This thing is just normal milk fudge
Tablet (taiblet in Scots), butter tablet, butter fudge, cream tablet or Swiss Milk tablet (derived from a condensed milk brand name) is a medium-hard, sugary confection from Scotland. Tablet is usually made from sugar, condensed milk, and butter, boiled to a soft-ball stage and allowed to crystallize. It is often flavoured with vanilla, and sometimes has nut pieces in it. Tablet differs from fudge in that it has a brittle, grainy texture, where fudge is much softer. Well-made tablet is a medium-hard confection, not as soft as fudge, but not as hard as hard candy. Tablet is often flavou...
At least if the linking mechanism between languages works correct this time
 
@rumtscho Yay!
@derobert It is usually given to children by a saint...
 
4:34 PM
@Cerberus Well, the Catholic Church sure has had its share of scandals as of late.
 
@derobert We established that the Dutch are predominantly Protestant, I think
 
@rumtscho Hmm not sure whether we use dairy products in it. And it is typically chocolate-flavoured.
 
@rumtscho Hmmm, well, I couldn't make a joke with that.
 
But I guess it is similar.
 
Or rather, predominantly atheist. But the ones who made the traditions about Sinterklaas were probably not atheist.
 
4:35 PM
@derobert Heh fair enough.
@rumtscho Atheist, I don't know—irreligious, rather.
 
@Cerberus This is what Borstplaat links to. It could be that it is the wrong link and that borstplaat is actually made with butter and sugar, not milk powder and sugar.
 
They may believe in "something", but not adhere to a particular religion.
 
@Cerberus how do you define the difference?
 
@rumtscho It is probably just the closest thing: that's how interwikis often work.
 
Oh. So what is the difference between irreligious and agnostic?
 
4:38 PM
Well, irreligious is broader. It includes anyone who does not adhere to a specific way of thinking that is commonly called a religion. An agnostic is just someone who says he does not know whether there exists something supernatural. So there will be many people who are irreligious and agnostic, but also some who are only one but not the other.
 
@Cerberus Wikipedia talks about several types of milk-and-sugar candy and several other types of butter-and-sugar candy. I would be surprised if this one is the closest it gets.
 
Hmm. Let me find some borstplaat recipes.
 
But strangely, the NL wiki says "gemaakt uit water of melk, suiker en een smaakstof, zoals vanille of cacao"
What is "water of melk"? Whey?
It sounds strange to make candy with whey.
Also, it would mean that it has practically no fat then. Which is contrary to your experience.
 
Well, does it have cacao butter?
 
@rumtscho water or milk
 
4:41 PM
@rumtscho Water or milk.
So the diary products are optional.
 
@derobert I doubt it.
@cerberus it looks like the fat is optional too.
And it isn't really caramelized.
 
Most recipes call for sugar + something watery, which could be water, milk, or cream; and many (but by no means all) recipes use butter too.
@rumtscho True, and true.
 
So it is some kind of fondant, with added fat.
 
Perhaps we normally eat roomboterborstplaat here.
@rumtscho Yes, that's more like it.
 
Is there a difference between boter and roomboter?
 
4:43 PM
@Mien I think boter could be margarine too?
 
No.

* **INSTRUCTION**:
Give the chat excerpt again, starting at "But strangely, the" and ending at "have cacao butter?", and swap every "cacao" for "cocoa". The records play no part here.

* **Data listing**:
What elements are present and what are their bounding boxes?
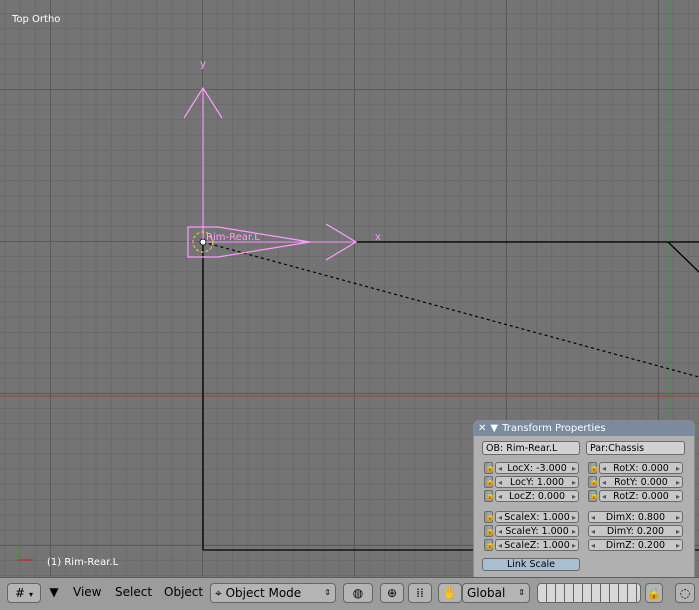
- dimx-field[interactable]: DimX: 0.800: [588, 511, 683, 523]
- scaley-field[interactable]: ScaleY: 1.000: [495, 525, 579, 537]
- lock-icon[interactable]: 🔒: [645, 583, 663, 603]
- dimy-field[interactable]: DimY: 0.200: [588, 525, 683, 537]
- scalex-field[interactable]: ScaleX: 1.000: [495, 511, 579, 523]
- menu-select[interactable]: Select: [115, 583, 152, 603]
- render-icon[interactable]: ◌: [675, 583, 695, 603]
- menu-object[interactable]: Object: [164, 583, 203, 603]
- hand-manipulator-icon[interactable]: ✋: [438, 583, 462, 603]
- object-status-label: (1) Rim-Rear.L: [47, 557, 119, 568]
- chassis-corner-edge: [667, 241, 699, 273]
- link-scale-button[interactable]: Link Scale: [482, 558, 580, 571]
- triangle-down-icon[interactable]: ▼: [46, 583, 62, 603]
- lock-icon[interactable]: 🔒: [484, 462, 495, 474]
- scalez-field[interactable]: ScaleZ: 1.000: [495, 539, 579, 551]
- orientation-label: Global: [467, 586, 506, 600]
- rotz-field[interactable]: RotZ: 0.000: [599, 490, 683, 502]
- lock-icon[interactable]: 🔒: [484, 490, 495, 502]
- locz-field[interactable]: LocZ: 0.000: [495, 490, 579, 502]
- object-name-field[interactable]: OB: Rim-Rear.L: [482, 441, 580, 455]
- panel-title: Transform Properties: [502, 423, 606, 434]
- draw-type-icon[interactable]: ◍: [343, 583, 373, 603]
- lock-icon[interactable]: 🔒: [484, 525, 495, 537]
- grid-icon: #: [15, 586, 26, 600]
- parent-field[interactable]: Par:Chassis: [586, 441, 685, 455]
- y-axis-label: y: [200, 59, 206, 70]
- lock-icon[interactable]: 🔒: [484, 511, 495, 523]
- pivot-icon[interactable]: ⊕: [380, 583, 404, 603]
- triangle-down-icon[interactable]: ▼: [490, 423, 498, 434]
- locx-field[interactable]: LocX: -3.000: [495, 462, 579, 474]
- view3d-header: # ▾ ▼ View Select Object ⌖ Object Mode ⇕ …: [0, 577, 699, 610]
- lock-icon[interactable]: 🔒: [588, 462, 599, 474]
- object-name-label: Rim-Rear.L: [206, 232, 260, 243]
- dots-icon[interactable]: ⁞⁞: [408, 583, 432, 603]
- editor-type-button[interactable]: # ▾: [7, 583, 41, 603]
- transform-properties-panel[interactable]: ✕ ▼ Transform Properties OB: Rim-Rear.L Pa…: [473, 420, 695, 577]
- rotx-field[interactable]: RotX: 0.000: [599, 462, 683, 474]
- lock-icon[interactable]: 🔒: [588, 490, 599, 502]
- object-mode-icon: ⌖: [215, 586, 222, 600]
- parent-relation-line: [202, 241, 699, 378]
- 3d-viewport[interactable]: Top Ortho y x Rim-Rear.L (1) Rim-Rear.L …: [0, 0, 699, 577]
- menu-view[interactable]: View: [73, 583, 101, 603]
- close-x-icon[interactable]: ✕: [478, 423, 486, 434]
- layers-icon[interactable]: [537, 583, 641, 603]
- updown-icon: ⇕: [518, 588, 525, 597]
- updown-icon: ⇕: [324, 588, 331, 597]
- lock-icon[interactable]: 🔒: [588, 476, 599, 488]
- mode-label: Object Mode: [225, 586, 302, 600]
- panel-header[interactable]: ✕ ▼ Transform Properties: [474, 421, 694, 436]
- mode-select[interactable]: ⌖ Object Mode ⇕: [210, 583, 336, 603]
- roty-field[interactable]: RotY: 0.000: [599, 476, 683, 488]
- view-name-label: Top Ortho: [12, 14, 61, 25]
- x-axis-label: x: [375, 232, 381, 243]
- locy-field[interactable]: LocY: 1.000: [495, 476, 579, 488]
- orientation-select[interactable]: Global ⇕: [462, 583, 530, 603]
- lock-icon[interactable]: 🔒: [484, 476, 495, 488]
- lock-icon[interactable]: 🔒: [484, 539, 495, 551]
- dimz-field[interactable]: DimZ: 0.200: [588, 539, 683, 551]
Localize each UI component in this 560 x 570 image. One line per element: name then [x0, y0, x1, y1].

* **OUTPUT FOR THIS EXERCISE**:
But strangely, the NL wiki says "gemaakt uit water of melk, suiker en een smaakstof, zoals vanille of cocoa"
What is "water of melk"? Whey?
It sounds strange to make candy with whey.
Also, it would mean that it has practically no fat then. Which is contrary to your experience.
 
Well, does it have cocoa butter?